▶ Problem to work on
Among the lines of this listing, determine how many contain the string "đáng". Answer with the number only.

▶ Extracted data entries
□ □ □ □ □ □ □

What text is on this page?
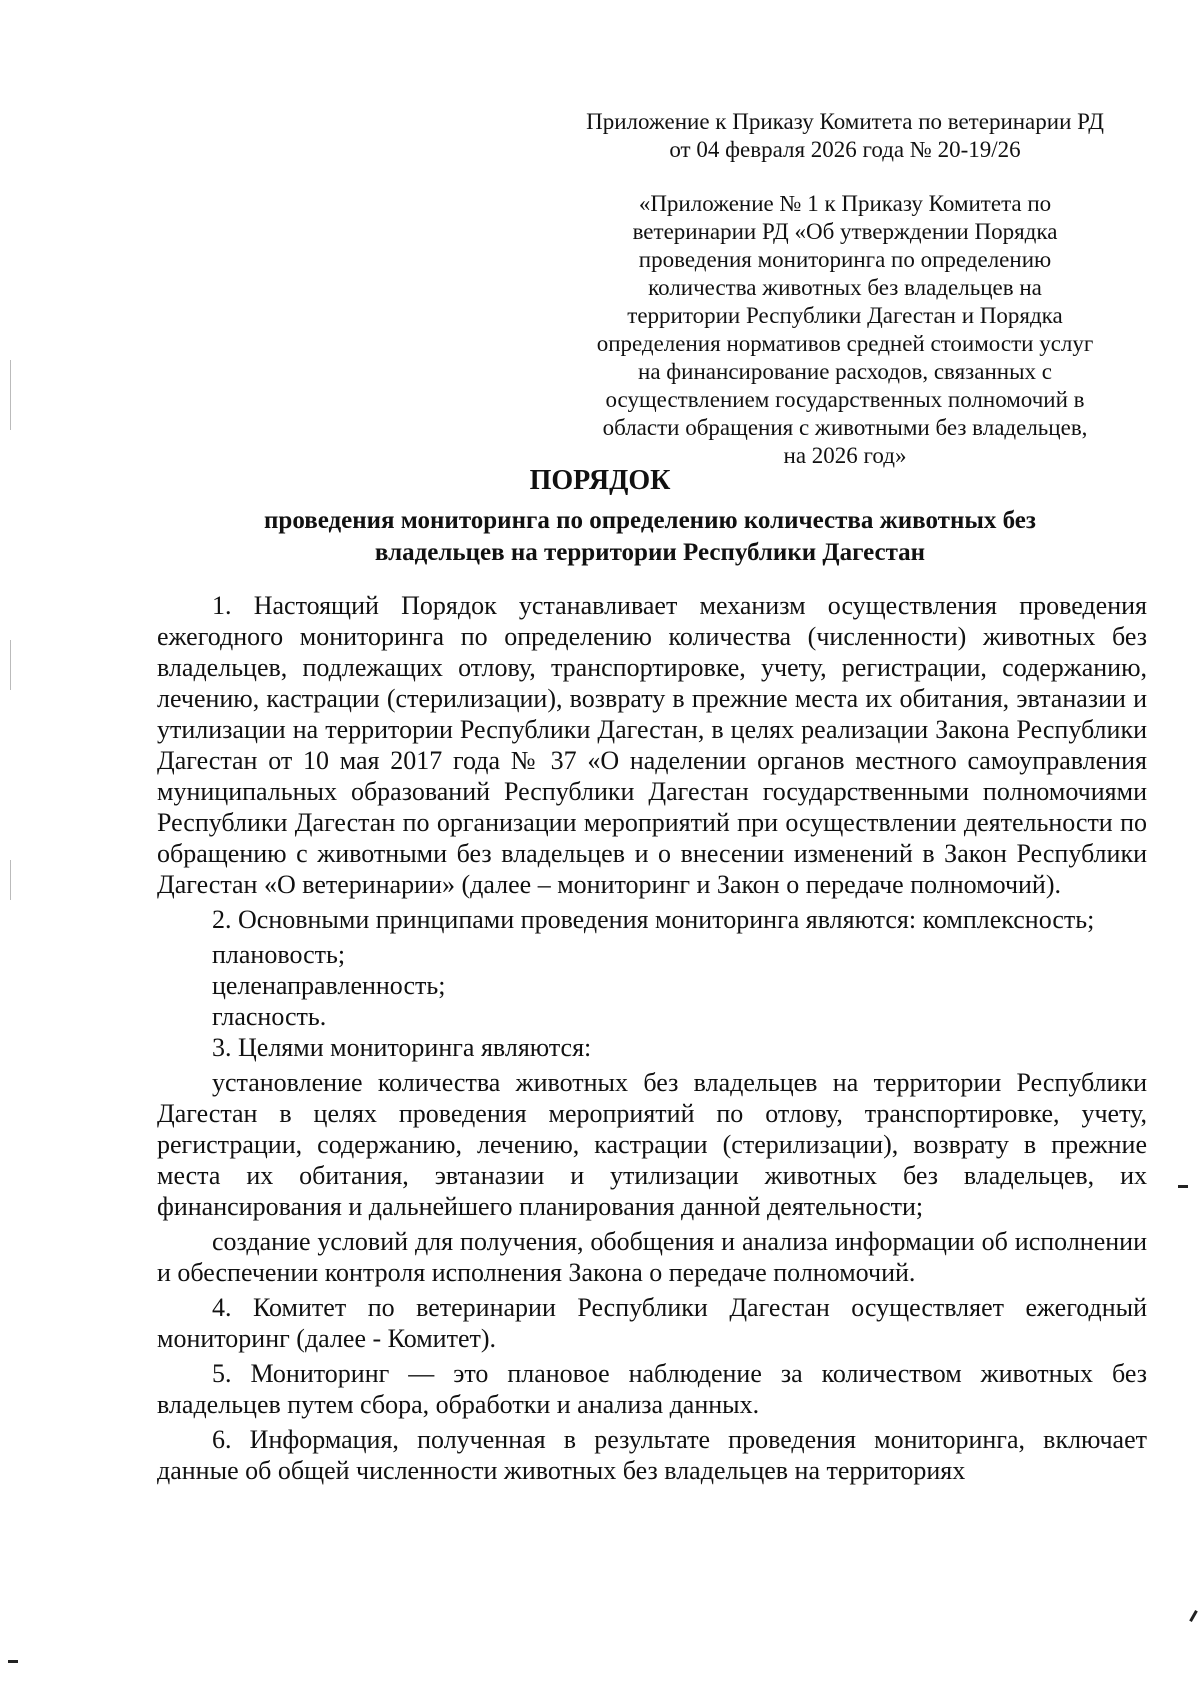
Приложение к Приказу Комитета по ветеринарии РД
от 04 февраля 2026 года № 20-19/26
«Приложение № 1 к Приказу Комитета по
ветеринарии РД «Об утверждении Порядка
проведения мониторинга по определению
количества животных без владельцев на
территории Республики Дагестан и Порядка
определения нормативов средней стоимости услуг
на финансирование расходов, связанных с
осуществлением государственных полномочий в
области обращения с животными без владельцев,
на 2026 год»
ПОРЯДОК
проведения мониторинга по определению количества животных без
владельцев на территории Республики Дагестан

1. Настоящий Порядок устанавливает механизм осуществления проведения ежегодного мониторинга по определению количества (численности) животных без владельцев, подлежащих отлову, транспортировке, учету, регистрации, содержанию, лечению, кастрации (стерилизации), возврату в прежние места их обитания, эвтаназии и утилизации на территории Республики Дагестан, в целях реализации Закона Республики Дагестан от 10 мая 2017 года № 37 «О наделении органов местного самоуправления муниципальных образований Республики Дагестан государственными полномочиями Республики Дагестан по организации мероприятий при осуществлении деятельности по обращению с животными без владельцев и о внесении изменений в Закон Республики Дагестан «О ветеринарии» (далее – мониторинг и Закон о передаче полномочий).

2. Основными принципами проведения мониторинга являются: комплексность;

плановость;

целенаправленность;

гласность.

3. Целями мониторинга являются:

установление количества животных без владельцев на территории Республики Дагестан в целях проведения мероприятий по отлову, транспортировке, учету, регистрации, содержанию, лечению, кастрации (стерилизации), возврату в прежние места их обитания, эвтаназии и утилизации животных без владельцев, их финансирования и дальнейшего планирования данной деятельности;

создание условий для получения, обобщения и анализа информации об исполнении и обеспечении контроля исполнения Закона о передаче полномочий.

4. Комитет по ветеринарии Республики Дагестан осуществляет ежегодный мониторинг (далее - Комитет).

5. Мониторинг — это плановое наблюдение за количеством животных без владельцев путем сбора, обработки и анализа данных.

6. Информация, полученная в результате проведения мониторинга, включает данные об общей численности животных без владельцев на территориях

□ □ □ □ □ □ □

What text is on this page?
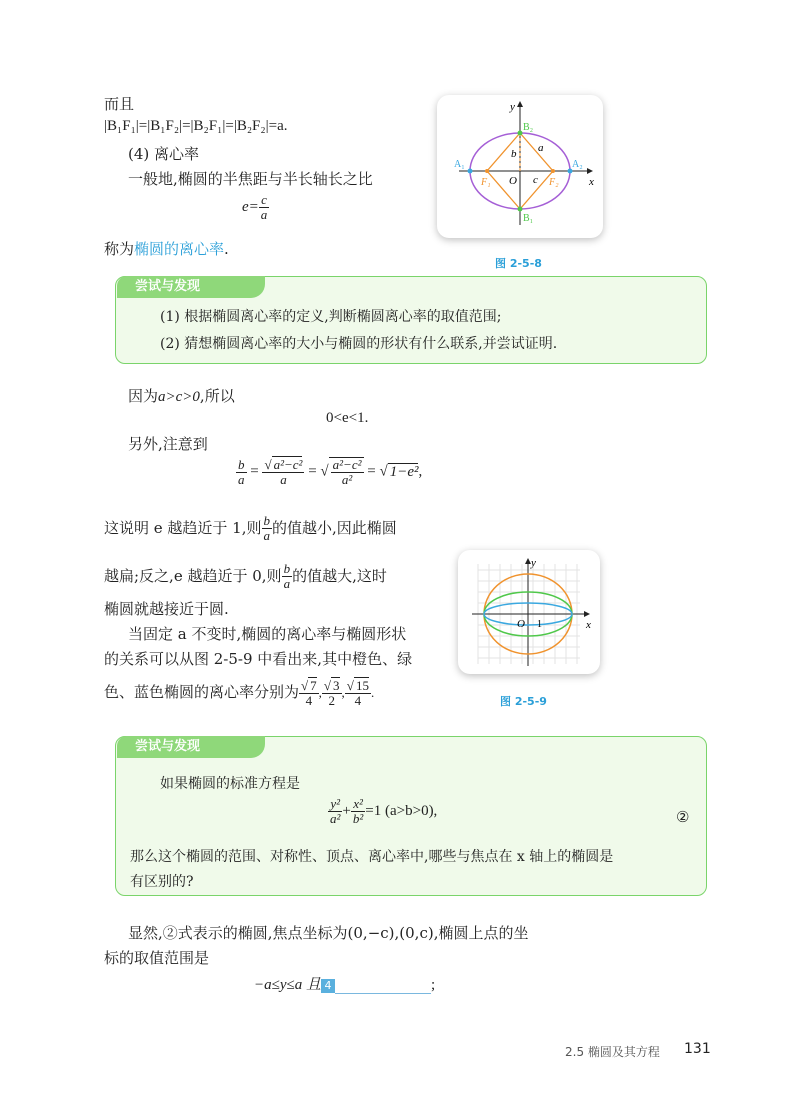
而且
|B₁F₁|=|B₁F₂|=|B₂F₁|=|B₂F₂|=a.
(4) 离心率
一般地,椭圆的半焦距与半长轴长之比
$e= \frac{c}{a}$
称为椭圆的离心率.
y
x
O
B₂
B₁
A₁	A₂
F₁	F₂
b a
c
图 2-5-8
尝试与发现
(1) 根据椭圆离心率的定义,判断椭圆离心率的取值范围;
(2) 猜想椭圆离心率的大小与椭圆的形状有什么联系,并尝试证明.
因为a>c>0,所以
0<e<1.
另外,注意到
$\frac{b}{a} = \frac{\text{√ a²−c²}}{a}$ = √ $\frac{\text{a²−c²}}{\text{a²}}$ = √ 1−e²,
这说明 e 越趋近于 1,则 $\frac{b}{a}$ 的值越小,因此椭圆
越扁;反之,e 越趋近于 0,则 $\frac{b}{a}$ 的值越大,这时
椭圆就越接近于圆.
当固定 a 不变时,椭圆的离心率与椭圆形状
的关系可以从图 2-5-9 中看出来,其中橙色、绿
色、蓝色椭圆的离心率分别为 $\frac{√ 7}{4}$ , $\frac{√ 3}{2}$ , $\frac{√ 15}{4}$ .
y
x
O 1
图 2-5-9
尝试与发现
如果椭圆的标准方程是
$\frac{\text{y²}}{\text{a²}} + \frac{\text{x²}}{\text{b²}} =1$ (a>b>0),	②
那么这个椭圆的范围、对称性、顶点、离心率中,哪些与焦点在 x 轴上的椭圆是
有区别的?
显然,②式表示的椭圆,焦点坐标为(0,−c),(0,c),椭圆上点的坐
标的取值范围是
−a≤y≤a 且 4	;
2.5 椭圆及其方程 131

□ □ □ □ □ □ □

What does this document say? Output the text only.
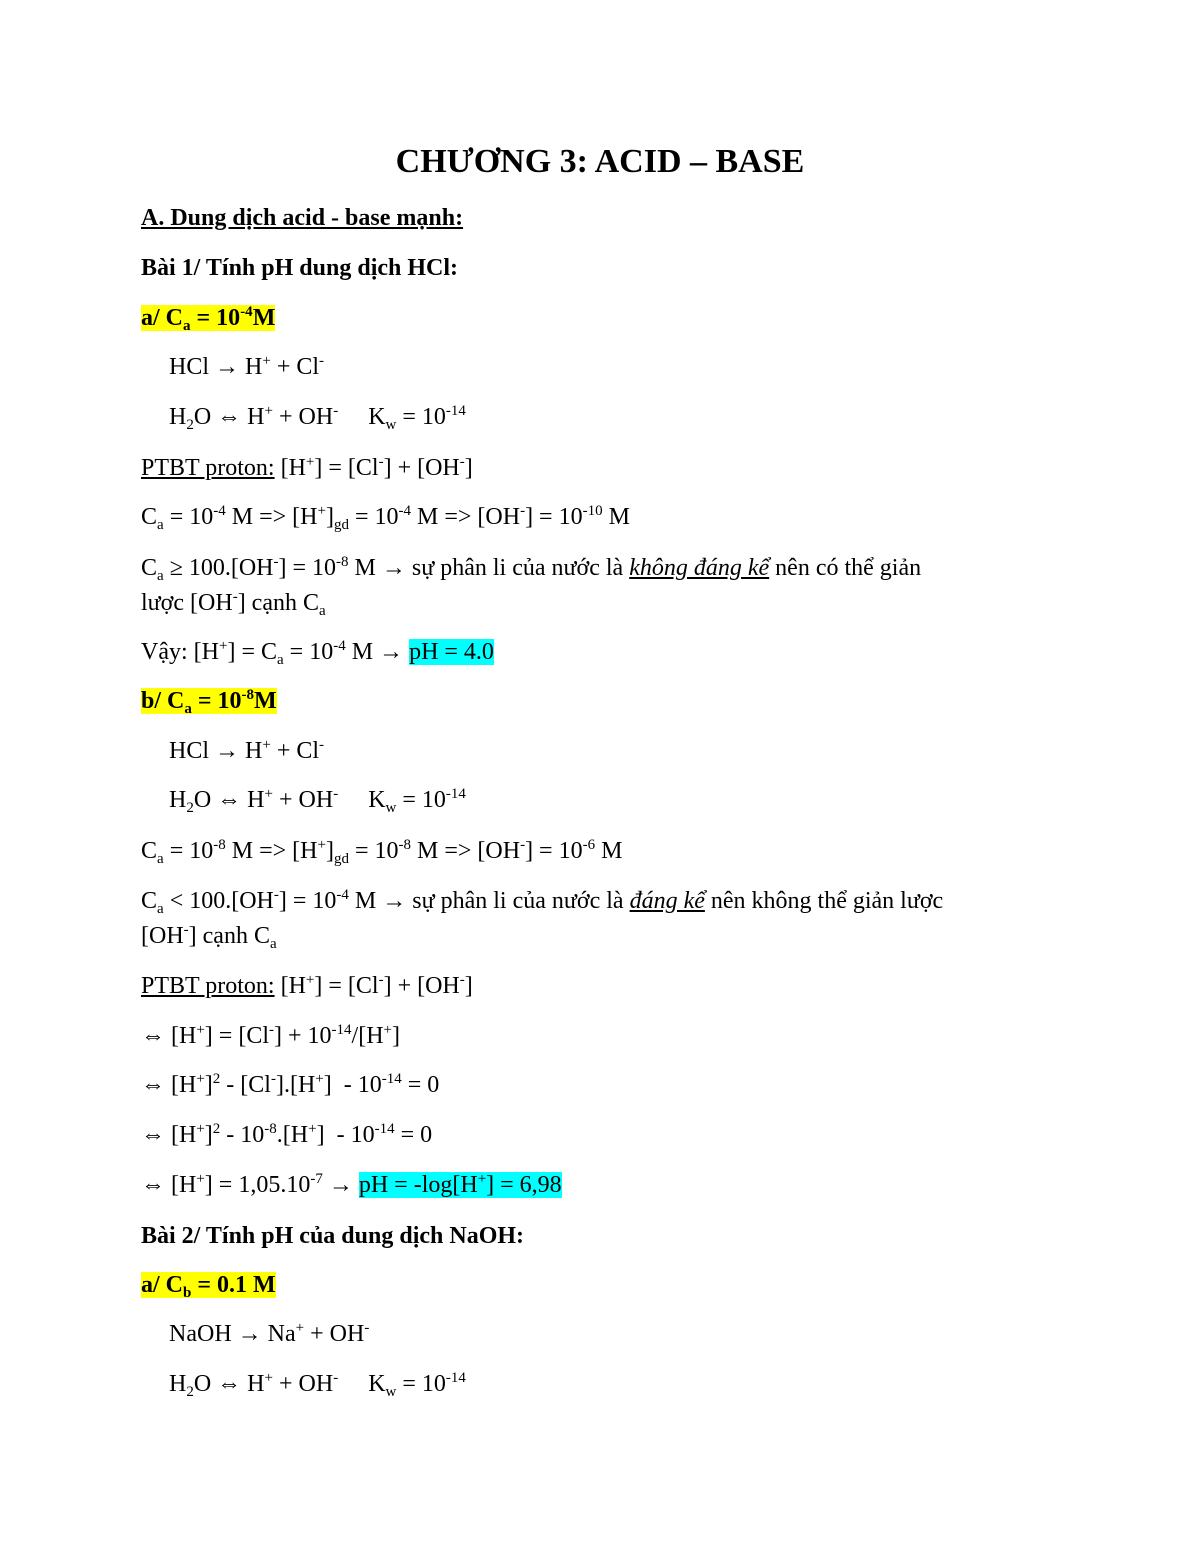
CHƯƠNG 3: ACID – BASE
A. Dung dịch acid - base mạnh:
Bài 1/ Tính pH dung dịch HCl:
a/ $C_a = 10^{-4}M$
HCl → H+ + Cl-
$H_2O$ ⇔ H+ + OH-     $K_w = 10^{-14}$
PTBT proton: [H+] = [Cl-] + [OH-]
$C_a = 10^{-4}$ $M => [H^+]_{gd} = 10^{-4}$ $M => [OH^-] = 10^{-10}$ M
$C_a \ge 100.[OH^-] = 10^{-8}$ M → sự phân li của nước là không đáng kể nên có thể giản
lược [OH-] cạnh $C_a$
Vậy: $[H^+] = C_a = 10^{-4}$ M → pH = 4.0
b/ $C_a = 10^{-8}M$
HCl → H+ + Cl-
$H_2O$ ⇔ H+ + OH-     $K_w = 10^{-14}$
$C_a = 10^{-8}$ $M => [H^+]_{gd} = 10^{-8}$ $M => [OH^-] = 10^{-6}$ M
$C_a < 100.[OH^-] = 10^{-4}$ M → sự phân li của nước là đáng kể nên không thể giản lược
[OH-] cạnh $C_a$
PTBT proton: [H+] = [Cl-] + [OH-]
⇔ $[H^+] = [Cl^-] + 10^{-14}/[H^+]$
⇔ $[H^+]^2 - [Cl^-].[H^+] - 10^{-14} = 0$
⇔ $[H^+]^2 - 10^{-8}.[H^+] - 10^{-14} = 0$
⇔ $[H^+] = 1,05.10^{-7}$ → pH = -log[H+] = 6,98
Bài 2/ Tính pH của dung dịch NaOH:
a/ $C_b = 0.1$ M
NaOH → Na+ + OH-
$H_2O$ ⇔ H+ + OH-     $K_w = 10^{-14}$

□ □ □ □ □ □ □

▶ Exercise output
2